* **What to produce**: Pictures aside, repeat every entry exactly.

Stored entries:
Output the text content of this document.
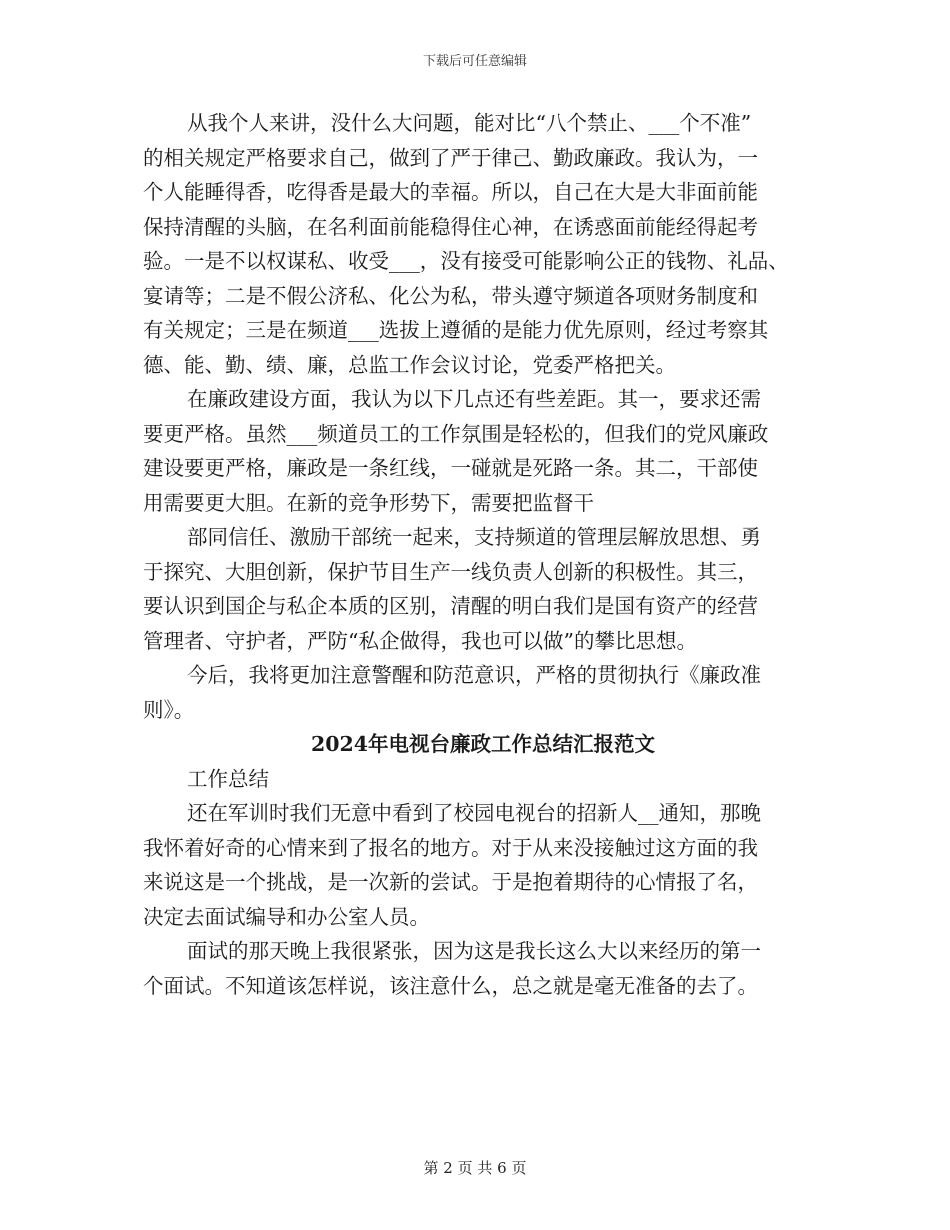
下载后可任意编辑

从我个人来讲，没什么大问题，能对比“八个禁止、___个不准”

的相关规定严格要求自己，做到了严于律己、勤政廉政。我认为，一

个人能睡得香，吃得香是最大的幸福。所以，自己在大是大非面前能

保持清醒的头脑，在名利面前能稳得住心神，在诱惑面前能经得起考

验。一是不以权谋私、收受___，没有接受可能影响公正的钱物、礼品、

宴请等；二是不假公济私、化公为私，带头遵守频道各项财务制度和

有关规定；三是在频道___选拔上遵循的是能力优先原则，经过考察其

德、能、勤、绩、廉，总监工作会议讨论，党委严格把关。

在廉政建设方面，我认为以下几点还有些差距。其一，要求还需

要更严格。虽然___频道员工的工作氛围是轻松的，但我们的党风廉政

建设要更严格，廉政是一条红线，一碰就是死路一条。其二，干部使

用需要更大胆。在新的竞争形势下，需要把监督干

部同信任、激励干部统一起来，支持频道的管理层解放思想、勇

于探究、大胆创新，保护节目生产一线负责人创新的积极性。其三，

要认识到国企与私企本质的区别，清醒的明白我们是国有资产的经营

管理者、守护者，严防“私企做得，我也可以做”的攀比思想。

今后，我将更加注意警醒和防范意识，严格的贯彻执行《廉政准

则》。

2024年电视台廉政工作总结汇报范文

工作总结

还在军训时我们无意中看到了校园电视台的招新人__通知，那晚

我怀着好奇的心情来到了报名的地方。对于从来没接触过这方面的我

来说这是一个挑战，是一次新的尝试。于是抱着期待的心情报了名，

决定去面试编导和办公室人员。

面试的那天晚上我很紧张，因为这是我长这么大以来经历的第一

个面试。不知道该怎样说，该注意什么，总之就是毫无准备的去了。

第 2 页 共 6 页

* **The solution**:
Output the text content of this document.
下载后可任意编辑

从我个人来讲，没什么大问题，能对比“八个禁止、___个不准”

的相关规定严格要求自己，做到了严于律己、勤政廉政。我认为，一

个人能睡得香，吃得香是最大的幸福。所以，自己在大是大非面前能

保持清醒的头脑，在名利面前能稳得住心神，在诱惑面前能经得起考

验。一是不以权谋私、收受___，没有接受可能影响公正的钱物、礼品、

宴请等；二是不假公济私、化公为私，带头遵守频道各项财务制度和

有关规定；三是在频道___选拔上遵循的是能力优先原则，经过考察其

德、能、勤、绩、廉，总监工作会议讨论，党委严格把关。

在廉政建设方面，我认为以下几点还有些差距。其一，要求还需

要更严格。虽然___频道员工的工作氛围是轻松的，但我们的党风廉政

建设要更严格，廉政是一条红线，一碰就是死路一条。其二，干部使

用需要更大胆。在新的竞争形势下，需要把监督干

部同信任、激励干部统一起来，支持频道的管理层解放思想、勇

于探究、大胆创新，保护节目生产一线负责人创新的积极性。其三，

要认识到国企与私企本质的区别，清醒的明白我们是国有资产的经营

管理者、守护者，严防“私企做得，我也可以做”的攀比思想。

今后，我将更加注意警醒和防范意识，严格的贯彻执行《廉政准

则》。

2024年电视台廉政工作总结汇报范文

工作总结

还在军训时我们无意中看到了校园电视台的招新人__通知，那晚

我怀着好奇的心情来到了报名的地方。对于从来没接触过这方面的我

来说这是一个挑战，是一次新的尝试。于是抱着期待的心情报了名，

决定去面试编导和办公室人员。

面试的那天晚上我很紧张，因为这是我长这么大以来经历的第一

个面试。不知道该怎样说，该注意什么，总之就是毫无准备的去了。

第 2 页 共 6 页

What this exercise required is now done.